### Requirement
Reproduce all the lines exactly as they stand, apart from the pictures.

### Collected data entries
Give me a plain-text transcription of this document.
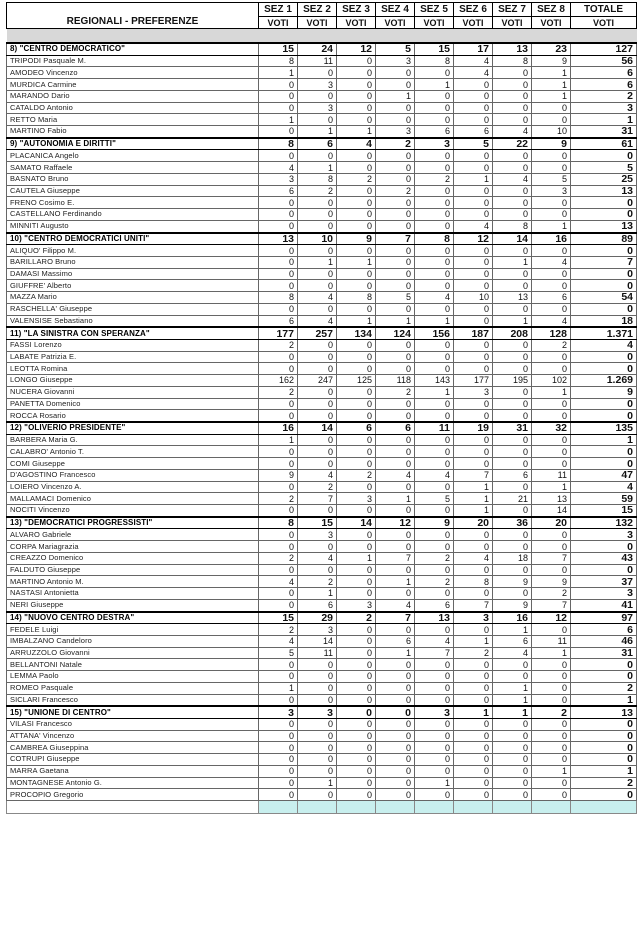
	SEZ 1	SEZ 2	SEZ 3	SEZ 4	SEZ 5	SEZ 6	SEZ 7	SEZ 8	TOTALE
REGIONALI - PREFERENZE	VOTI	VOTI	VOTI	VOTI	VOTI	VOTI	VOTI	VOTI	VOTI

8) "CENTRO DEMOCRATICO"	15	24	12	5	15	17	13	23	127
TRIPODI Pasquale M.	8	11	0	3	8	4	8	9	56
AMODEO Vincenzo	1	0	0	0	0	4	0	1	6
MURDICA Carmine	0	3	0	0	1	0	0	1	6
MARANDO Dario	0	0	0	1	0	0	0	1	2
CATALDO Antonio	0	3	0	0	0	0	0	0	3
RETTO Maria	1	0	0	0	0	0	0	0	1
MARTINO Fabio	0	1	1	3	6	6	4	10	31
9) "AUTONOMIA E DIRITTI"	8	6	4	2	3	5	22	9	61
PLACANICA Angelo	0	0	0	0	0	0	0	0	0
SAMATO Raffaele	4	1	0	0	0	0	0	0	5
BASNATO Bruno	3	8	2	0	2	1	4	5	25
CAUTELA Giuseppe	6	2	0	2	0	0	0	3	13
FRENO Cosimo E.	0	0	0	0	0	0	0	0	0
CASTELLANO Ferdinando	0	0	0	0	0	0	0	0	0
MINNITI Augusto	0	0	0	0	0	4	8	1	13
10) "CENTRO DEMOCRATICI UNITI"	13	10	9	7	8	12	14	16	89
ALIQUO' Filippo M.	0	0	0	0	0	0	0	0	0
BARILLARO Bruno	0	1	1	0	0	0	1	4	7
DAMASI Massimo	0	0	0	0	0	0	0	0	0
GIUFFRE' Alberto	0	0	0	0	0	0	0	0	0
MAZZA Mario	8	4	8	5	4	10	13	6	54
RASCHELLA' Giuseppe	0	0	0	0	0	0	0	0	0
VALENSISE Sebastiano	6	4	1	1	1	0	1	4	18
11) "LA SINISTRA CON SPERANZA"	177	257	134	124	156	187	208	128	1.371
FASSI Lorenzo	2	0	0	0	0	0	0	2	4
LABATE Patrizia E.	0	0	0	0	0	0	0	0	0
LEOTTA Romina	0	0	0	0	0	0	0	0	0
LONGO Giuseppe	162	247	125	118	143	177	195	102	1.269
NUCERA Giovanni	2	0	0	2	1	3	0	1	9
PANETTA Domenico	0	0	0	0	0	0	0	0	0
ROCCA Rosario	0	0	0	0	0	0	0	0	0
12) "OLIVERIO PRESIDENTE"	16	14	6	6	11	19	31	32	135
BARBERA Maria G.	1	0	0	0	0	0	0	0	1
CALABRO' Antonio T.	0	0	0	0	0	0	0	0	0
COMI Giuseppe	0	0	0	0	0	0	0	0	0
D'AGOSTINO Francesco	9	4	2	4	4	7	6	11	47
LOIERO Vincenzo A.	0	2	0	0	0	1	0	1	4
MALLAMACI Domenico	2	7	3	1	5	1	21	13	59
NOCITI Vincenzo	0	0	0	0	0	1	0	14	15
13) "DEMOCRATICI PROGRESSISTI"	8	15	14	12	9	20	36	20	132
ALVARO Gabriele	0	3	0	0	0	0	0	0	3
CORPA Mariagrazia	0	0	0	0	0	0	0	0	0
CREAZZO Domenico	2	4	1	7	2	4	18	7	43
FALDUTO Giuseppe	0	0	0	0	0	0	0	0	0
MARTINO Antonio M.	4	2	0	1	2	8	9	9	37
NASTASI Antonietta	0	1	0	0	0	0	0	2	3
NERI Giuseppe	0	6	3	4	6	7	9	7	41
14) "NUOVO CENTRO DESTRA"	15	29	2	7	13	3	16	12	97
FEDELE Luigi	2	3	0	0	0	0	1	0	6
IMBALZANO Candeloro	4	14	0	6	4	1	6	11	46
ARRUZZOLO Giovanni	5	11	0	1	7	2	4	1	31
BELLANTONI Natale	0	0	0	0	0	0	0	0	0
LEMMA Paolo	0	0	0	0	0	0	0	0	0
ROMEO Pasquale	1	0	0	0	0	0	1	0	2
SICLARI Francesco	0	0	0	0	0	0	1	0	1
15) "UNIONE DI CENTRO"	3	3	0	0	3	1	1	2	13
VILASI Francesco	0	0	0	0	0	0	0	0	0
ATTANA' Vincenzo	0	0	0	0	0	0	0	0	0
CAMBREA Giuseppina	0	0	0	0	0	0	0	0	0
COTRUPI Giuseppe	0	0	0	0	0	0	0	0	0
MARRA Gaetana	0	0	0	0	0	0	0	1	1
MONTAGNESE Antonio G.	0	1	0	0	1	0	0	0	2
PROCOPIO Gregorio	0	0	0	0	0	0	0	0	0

### Result for this task
Give me a plain-text transcription of this document.
	SEZ 1	SEZ 2	SEZ 3	SEZ 4	SEZ 5	SEZ 6	SEZ 7	SEZ 8	TOTALE
REGIONALI - PREFERENZE	VOTI	VOTI	VOTI	VOTI	VOTI	VOTI	VOTI	VOTI	VOTI

8) "CENTRO DEMOCRATICO"	15	24	12	5	15	17	13	23	127
TRIPODI Pasquale M.	8	11	0	3	8	4	8	9	56
AMODEO Vincenzo	1	0	0	0	0	4	0	1	6
MURDICA Carmine	0	3	0	0	1	0	0	1	6
MARANDO Dario	0	0	0	1	0	0	0	1	2
CATALDO Antonio	0	3	0	0	0	0	0	0	3
RETTO Maria	1	0	0	0	0	0	0	0	1
MARTINO Fabio	0	1	1	3	6	6	4	10	31
9) "AUTONOMIA E DIRITTI"	8	6	4	2	3	5	22	9	61
PLACANICA Angelo	0	0	0	0	0	0	0	0	0
SAMATO Raffaele	4	1	0	0	0	0	0	0	5
BASNATO Bruno	3	8	2	0	2	1	4	5	25
CAUTELA Giuseppe	6	2	0	2	0	0	0	3	13
FRENO Cosimo E.	0	0	0	0	0	0	0	0	0
CASTELLANO Ferdinando	0	0	0	0	0	0	0	0	0
MINNITI Augusto	0	0	0	0	0	4	8	1	13
10) "CENTRO DEMOCRATICI UNITI"	13	10	9	7	8	12	14	16	89
ALIQUO' Filippo M.	0	0	0	0	0	0	0	0	0
BARILLARO Bruno	0	1	1	0	0	0	1	4	7
DAMASI Massimo	0	0	0	0	0	0	0	0	0
GIUFFRE' Alberto	0	0	0	0	0	0	0	0	0
MAZZA Mario	8	4	8	5	4	10	13	6	54
RASCHELLA' Giuseppe	0	0	0	0	0	0	0	0	0
VALENSISE Sebastiano	6	4	1	1	1	0	1	4	18
11) "LA SINISTRA CON SPERANZA"	177	257	134	124	156	187	208	128	1.371
FASSI Lorenzo	2	0	0	0	0	0	0	2	4
LABATE Patrizia E.	0	0	0	0	0	0	0	0	0
LEOTTA Romina	0	0	0	0	0	0	0	0	0
LONGO Giuseppe	162	247	125	118	143	177	195	102	1.269
NUCERA Giovanni	2	0	0	2	1	3	0	1	9
PANETTA Domenico	0	0	0	0	0	0	0	0	0
ROCCA Rosario	0	0	0	0	0	0	0	0	0
12) "OLIVERIO PRESIDENTE"	16	14	6	6	11	19	31	32	135
BARBERA Maria G.	1	0	0	0	0	0	0	0	1
CALABRO' Antonio T.	0	0	0	0	0	0	0	0	0
COMI Giuseppe	0	0	0	0	0	0	0	0	0
D'AGOSTINO Francesco	9	4	2	4	4	7	6	11	47
LOIERO Vincenzo A.	0	2	0	0	0	1	0	1	4
MALLAMACI Domenico	2	7	3	1	5	1	21	13	59
NOCITI Vincenzo	0	0	0	0	0	1	0	14	15
13) "DEMOCRATICI PROGRESSISTI"	8	15	14	12	9	20	36	20	132
ALVARO Gabriele	0	3	0	0	0	0	0	0	3
CORPA Mariagrazia	0	0	0	0	0	0	0	0	0
CREAZZO Domenico	2	4	1	7	2	4	18	7	43
FALDUTO Giuseppe	0	0	0	0	0	0	0	0	0
MARTINO Antonio M.	4	2	0	1	2	8	9	9	37
NASTASI Antonietta	0	1	0	0	0	0	0	2	3
NERI Giuseppe	0	6	3	4	6	7	9	7	41
14) "NUOVO CENTRO DESTRA"	15	29	2	7	13	3	16	12	97
FEDELE Luigi	2	3	0	0	0	0	1	0	6
IMBALZANO Candeloro	4	14	0	6	4	1	6	11	46
ARRUZZOLO Giovanni	5	11	0	1	7	2	4	1	31
BELLANTONI Natale	0	0	0	0	0	0	0	0	0
LEMMA Paolo	0	0	0	0	0	0	0	0	0
ROMEO Pasquale	1	0	0	0	0	0	1	0	2
SICLARI Francesco	0	0	0	0	0	0	1	0	1
15) "UNIONE DI CENTRO"	3	3	0	0	3	1	1	2	13
VILASI Francesco	0	0	0	0	0	0	0	0	0
ATTANA' Vincenzo	0	0	0	0	0	0	0	0	0
CAMBREA Giuseppina	0	0	0	0	0	0	0	0	0
COTRUPI Giuseppe	0	0	0	0	0	0	0	0	0
MARRA Gaetana	0	0	0	0	0	0	0	1	1
MONTAGNESE Antonio G.	0	1	0	0	1	0	0	0	2
PROCOPIO Gregorio	0	0	0	0	0	0	0	0	0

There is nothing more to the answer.